- _DIRECTIVE_
Each entry below should be echoed exactly, with pictures omitted.
··· RECORDS FOR PROCESSING ···
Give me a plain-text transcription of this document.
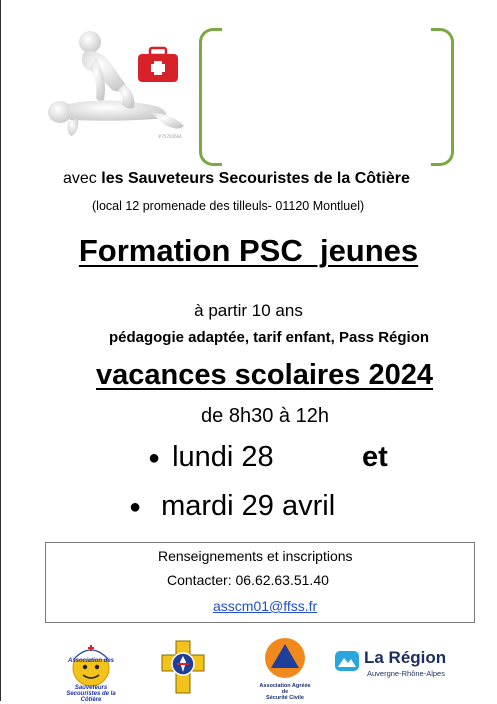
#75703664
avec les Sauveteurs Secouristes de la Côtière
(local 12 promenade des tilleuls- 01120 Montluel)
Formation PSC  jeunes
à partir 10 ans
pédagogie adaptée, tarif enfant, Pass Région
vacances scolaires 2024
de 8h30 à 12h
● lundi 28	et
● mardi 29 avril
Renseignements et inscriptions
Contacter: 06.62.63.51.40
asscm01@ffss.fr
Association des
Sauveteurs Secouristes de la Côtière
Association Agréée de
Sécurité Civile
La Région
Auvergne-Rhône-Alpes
···
- _SOLUTION TO THIS PROBLEM_
Give me a plain-text transcription of this document.
#75703664
avec les Sauveteurs Secouristes de la Côtière
(local 12 promenade des tilleuls- 01120 Montluel)
Formation PSC  jeunes
à partir 10 ans
pédagogie adaptée, tarif enfant, Pass Région
vacances scolaires 2024
de 8h30 à 12h
● lundi 28	et
● mardi 29 avril
Renseignements et inscriptions
Contacter: 06.62.63.51.40
asscm01@ffss.fr
Association des
Sauveteurs Secouristes de la Côtière
Association Agréée de
Sécurité Civile
La Région
Auvergne-Rhône-Alpes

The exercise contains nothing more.